_DO THIS_.
Make an exact copy of all the entries below, with the pictures left out.

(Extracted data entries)
———

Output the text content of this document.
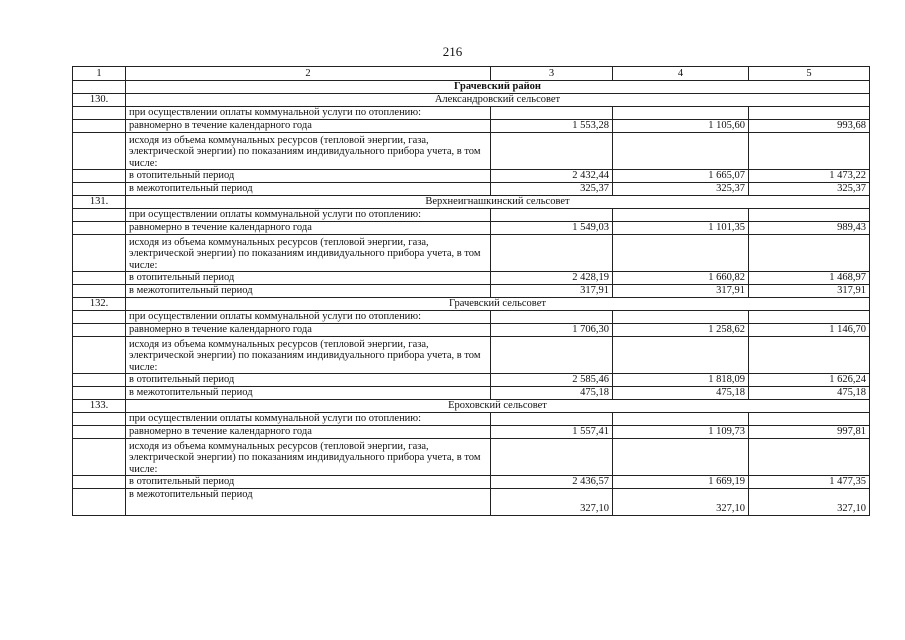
216
1	2	3	4	5
	Грачевский район			
130.	Александровский сельсовет			
	при осуществлении оплаты коммунальной услуги по отоплению:			
	равномерно в течение календарного года	1 553,28	1 105,60	993,68
	исходя из объема коммунальных ресурсов (тепловой энергии, газа, электрической энергии) по показаниям индивидуального прибора учета, в том числе:			
	в отопительный период	2 432,44	1 665,07	1 473,22
	в межотопительный период	325,37	325,37	325,37
131.	Верхнеигнашкинский сельсовет			
	при осуществлении оплаты коммунальной услуги по отоплению:			
	равномерно в течение календарного года	1 549,03	1 101,35	989,43
	исходя из объема коммунальных ресурсов (тепловой энергии, газа, электрической энергии) по показаниям индивидуального прибора учета, в том числе:			
	в отопительный период	2 428,19	1 660,82	1 468,97
	в межотопительный период	317,91	317,91	317,91
132.	Грачевский сельсовет			
	при осуществлении оплаты коммунальной услуги по отоплению:			
	равномерно в течение календарного года	1 706,30	1 258,62	1 146,70
	исходя из объема коммунальных ресурсов (тепловой энергии, газа, электрической энергии) по показаниям индивидуального прибора учета, в том числе:			
	в отопительный период	2 585,46	1 818,09	1 626,24
	в межотопительный период	475,18	475,18	475,18
133.	Ероховский сельсовет			
	при осуществлении оплаты коммунальной услуги по отоплению:			
	равномерно в течение календарного года	1 557,41	1 109,73	997,81
	исходя из объема коммунальных ресурсов (тепловой энергии, газа, электрической энергии) по показаниям индивидуального прибора учета, в том числе:			
	в отопительный период	2 436,57	1 669,19	1 477,35
	в межотопительный период	327,10	327,10	327,10
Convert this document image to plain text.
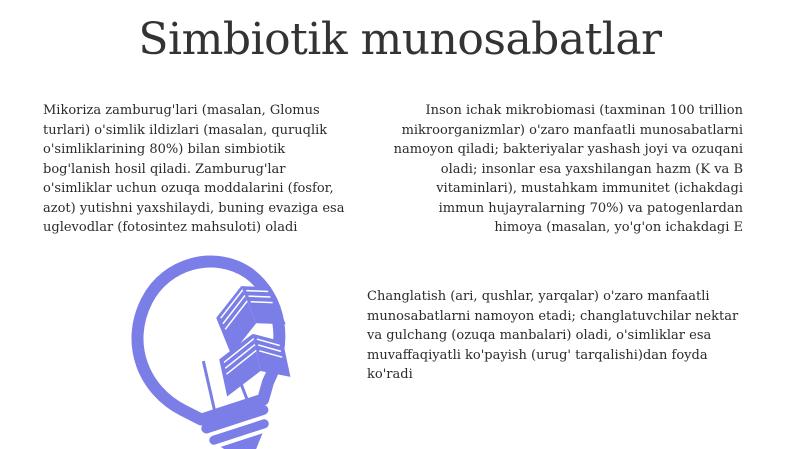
Simbiotik munosabatlar
Mikoriza zamburug'lari (masalan, Glomus turlari) o'simlik ildizlari (masalan, quruqlik o'simliklarining 80%) bilan simbiotik bog'lanish hosil qiladi. Zamburug'lar o'simliklar uchun ozuqa moddalarini (fosfor, azot) yutishni yaxshilaydi, buning evaziga esa uglevodlar (fotosintez mahsuloti) oladi
Inson ichak mikrobiomasi (taxminan 100 trillion mikroorganizmlar) o'zaro manfaatli munosabatlarni namoyon qiladi; bakteriyalar yashash joyi va ozuqani oladi; insonlar esa yaxshilangan hazm (K va B vitaminlari), mustahkam immunitet (ichakdagi immun hujayralarning 70%) va patogenlardan himoya (masalan, yo'g'on ichakdagi E
Changlatish (ari, qushlar, yarqalar) o'zaro manfaatli munosabatlarni namoyon etadi; changlatuvchilar nektar va gulchang (ozuqa manbalari) oladi, o'simliklar esa muvaffaqiyatli ko'payish (urug' tarqalishi)dan foyda ko'radi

———

_THE RESPONSE_.
Output the text content of this document.
216
1	2	3	4	5
	Грачевский район			
130.	Александровский сельсовет			
	при осуществлении оплаты коммунальной услуги по отоплению:			
	равномерно в течение календарного года	1 553,28	1 105,60	993,68
	исходя из объема коммунальных ресурсов (тепловой энергии, газа, электрической энергии) по показаниям индивидуального прибора учета, в том числе:			
	в отопительный период	2 432,44	1 665,07	1 473,22
	в межотопительный период	325,37	325,37	325,37
131.	Верхнеигнашкинский сельсовет			
	при осуществлении оплаты коммунальной услуги по отоплению:			
	равномерно в течение календарного года	1 549,03	1 101,35	989,43
	исходя из объема коммунальных ресурсов (тепловой энергии, газа, электрической энергии) по показаниям индивидуального прибора учета, в том числе:			
	в отопительный период	2 428,19	1 660,82	1 468,97
	в межотопительный период	317,91	317,91	317,91
132.	Грачевский сельсовет			
	при осуществлении оплаты коммунальной услуги по отоплению:			
	равномерно в течение календарного года	1 706,30	1 258,62	1 146,70
	исходя из объема коммунальных ресурсов (тепловой энергии, газа, электрической энергии) по показаниям индивидуального прибора учета, в том числе:			
	в отопительный период	2 585,46	1 818,09	1 626,24
	в межотопительный период	475,18	475,18	475,18
133.	Ероховский сельсовет			
	при осуществлении оплаты коммунальной услуги по отоплению:			
	равномерно в течение календарного года	1 557,41	1 109,73	997,81
	исходя из объема коммунальных ресурсов (тепловой энергии, газа, электрической энергии) по показаниям индивидуального прибора учета, в том числе:			
	в отопительный период	2 436,57	1 669,19	1 477,35
	в межотопительный период	327,10	327,10	327,10
Convert this document image to plain text.
Simbiotik munosabatlar
Mikoriza zamburug'lari (masalan, Glomus turlari) o'simlik ildizlari (masalan, quruqlik o'simliklarining 80%) bilan simbiotik bog'lanish hosil qiladi. Zamburug'lar o'simliklar uchun ozuqa moddalarini (fosfor, azot) yutishni yaxshilaydi, buning evaziga esa uglevodlar (fotosintez mahsuloti) oladi
Inson ichak mikrobiomasi (taxminan 100 trillion mikroorganizmlar) o'zaro manfaatli munosabatlarni namoyon qiladi; bakteriyalar yashash joyi va ozuqani oladi; insonlar esa yaxshilangan hazm (K va B vitaminlari), mustahkam immunitet (ichakdagi immun hujayralarning 70%) va patogenlardan himoya (masalan, yo'g'on ichakdagi E
Changlatish (ari, qushlar, yarqalar) o'zaro manfaatli munosabatlarni namoyon etadi; changlatuvchilar nektar va gulchang (ozuqa manbalari) oladi, o'simliklar esa muvaffaqiyatli ko'payish (urug' tarqalishi)dan foyda ko'radi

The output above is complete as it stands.